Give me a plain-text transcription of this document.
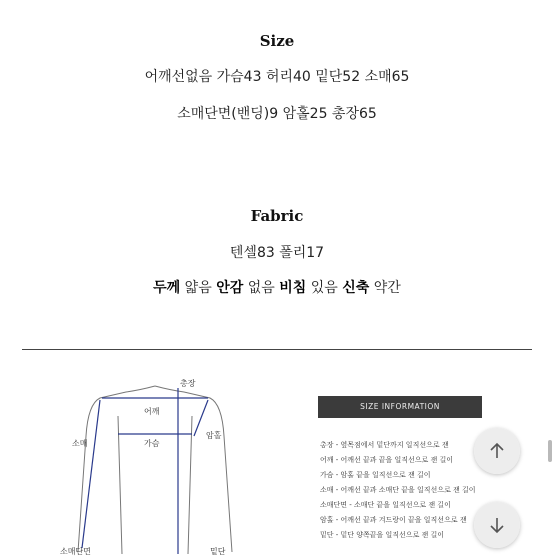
Size
어깨선없음 가슴43 허리40 밑단52 소매65
소매단면(밴딩)9 암홀25 총장65
Fabric
텐셀83 폴리17
두께 얇음 안감 없음 비침 있음 신축 약간
총장
어깨
가슴
소매
암홀
소매단면	밑단
SIZE INFORMATION
총장 - 옆목점에서 밑단까지 일직선으로 잰
어깨 - 어깨선 끝과 끝을 일직선으로 잰 길이
가슴 - 암홀 끝을 일직선으로 잰 길이
소매 - 어깨선 끝과 소매단 끝을 일직선으로 잰 길이
소매단면 - 소매단 끝을 일직선으로 잰 길이
암홀 - 어깨선 끝과 겨드랑이 끝을 일직선으로 잰
밑단 - 밑단 양쪽끝을 일직선으로 잰 길이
====================
» PROBLEM DETAILS
Would you return the data exactly as written, without the pictures?

» RESPONSE TO THE EXERCISE
Give me a plain-text transcription of this document.
Size
어깨선없음 가슴43 허리40 밑단52 소매65
소매단면(밴딩)9 암홀25 총장65
Fabric
텐셀83 폴리17
두께 얇음 안감 없음 비침 있음 신축 약간
총장
어깨
가슴
소매
암홀
소매단면	밑단
SIZE INFORMATION
총장 - 옆목점에서 밑단까지 일직선으로 잰
어깨 - 어깨선 끝과 끝을 일직선으로 잰 길이
가슴 - 암홀 끝을 일직선으로 잰 길이
소매 - 어깨선 끝과 소매단 끝을 일직선으로 잰 길이
소매단면 - 소매단 끝을 일직선으로 잰 길이
암홀 - 어깨선 끝과 겨드랑이 끝을 일직선으로 잰
밑단 - 밑단 양쪽끝을 일직선으로 잰 길이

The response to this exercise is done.